- _PROBLEM TO SOLVE_
Copy out all lines carrying the word "name".

------------------------------------------------------------------------

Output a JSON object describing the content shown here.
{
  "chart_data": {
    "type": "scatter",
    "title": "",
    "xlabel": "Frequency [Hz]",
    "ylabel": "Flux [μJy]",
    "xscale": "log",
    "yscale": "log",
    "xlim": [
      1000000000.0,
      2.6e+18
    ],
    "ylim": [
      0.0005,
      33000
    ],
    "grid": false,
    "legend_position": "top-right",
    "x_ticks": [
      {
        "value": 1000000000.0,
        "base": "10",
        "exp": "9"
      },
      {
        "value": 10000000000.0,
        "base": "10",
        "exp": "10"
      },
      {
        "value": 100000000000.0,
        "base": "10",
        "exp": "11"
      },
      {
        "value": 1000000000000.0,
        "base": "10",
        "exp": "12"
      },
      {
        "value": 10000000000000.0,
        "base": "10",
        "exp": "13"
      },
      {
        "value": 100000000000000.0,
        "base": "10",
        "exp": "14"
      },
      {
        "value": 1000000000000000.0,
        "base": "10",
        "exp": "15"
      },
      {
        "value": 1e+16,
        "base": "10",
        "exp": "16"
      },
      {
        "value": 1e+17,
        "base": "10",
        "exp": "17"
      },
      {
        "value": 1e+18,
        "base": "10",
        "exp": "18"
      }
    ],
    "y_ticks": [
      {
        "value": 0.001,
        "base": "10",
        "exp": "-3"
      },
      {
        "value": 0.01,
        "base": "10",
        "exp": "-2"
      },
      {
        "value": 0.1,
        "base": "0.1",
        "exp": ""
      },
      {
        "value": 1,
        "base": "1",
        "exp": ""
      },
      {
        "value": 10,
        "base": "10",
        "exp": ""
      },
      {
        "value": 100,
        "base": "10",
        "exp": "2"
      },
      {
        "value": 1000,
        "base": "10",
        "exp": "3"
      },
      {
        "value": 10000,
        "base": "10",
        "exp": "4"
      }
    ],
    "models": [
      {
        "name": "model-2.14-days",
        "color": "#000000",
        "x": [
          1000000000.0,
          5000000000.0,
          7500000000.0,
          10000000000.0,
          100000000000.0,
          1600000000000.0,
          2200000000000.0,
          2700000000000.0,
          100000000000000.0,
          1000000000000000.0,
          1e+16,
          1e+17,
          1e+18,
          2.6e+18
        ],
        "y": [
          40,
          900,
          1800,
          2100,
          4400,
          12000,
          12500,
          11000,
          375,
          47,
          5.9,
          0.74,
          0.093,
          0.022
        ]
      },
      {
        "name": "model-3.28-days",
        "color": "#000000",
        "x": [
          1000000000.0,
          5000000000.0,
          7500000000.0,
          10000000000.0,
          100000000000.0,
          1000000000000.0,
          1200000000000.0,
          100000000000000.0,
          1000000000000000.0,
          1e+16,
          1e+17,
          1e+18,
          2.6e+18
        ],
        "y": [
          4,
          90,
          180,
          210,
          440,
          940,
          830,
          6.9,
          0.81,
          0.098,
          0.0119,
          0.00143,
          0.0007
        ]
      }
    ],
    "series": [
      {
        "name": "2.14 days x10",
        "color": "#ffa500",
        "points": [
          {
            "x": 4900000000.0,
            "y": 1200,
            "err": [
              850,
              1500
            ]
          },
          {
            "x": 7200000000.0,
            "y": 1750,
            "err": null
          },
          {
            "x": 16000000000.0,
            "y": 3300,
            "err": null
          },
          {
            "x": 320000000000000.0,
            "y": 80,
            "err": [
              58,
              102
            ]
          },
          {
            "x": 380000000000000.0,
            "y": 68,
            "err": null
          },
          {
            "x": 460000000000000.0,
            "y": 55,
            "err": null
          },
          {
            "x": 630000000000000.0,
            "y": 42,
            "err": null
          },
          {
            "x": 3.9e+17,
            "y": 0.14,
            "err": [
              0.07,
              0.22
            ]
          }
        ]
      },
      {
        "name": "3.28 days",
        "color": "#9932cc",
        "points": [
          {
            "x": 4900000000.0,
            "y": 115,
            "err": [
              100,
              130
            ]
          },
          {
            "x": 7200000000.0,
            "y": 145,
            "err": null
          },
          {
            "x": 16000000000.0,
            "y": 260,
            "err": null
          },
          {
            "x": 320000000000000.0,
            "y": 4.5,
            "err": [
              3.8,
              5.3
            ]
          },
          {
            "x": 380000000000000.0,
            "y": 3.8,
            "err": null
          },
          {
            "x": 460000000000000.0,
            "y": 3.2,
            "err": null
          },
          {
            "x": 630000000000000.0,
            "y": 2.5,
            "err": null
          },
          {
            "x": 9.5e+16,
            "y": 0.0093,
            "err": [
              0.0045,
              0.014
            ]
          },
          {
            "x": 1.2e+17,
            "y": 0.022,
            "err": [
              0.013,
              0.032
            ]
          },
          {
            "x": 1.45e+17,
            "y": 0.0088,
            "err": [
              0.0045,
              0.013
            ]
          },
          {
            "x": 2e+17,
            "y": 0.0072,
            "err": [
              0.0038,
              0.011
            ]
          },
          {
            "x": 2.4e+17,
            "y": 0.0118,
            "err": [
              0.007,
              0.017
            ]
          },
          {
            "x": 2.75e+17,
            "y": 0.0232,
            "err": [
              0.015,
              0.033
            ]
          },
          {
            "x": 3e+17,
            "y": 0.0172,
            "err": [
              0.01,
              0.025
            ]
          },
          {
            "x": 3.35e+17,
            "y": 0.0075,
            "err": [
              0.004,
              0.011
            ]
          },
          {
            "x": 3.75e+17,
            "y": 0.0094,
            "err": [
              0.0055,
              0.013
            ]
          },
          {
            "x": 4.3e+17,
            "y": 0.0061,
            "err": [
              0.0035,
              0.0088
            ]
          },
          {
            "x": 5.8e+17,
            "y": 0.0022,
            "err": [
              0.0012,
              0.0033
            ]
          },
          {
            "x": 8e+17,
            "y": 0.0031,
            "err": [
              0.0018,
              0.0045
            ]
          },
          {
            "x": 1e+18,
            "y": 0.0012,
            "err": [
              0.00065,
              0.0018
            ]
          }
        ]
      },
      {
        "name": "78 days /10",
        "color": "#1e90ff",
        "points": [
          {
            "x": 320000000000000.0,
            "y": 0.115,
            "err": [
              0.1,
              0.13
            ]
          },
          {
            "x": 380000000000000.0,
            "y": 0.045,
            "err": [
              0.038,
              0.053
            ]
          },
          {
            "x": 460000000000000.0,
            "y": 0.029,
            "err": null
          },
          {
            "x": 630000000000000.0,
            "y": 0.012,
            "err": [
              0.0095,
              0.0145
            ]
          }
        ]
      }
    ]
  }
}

------------------------------------------------------------------------

- _RESULT_
        "name": "model-2.14-days",
        "name": "model-3.28-days",
        "name": "2.14 days x10",
        "name": "3.28 days",
        "name": "78 days /10",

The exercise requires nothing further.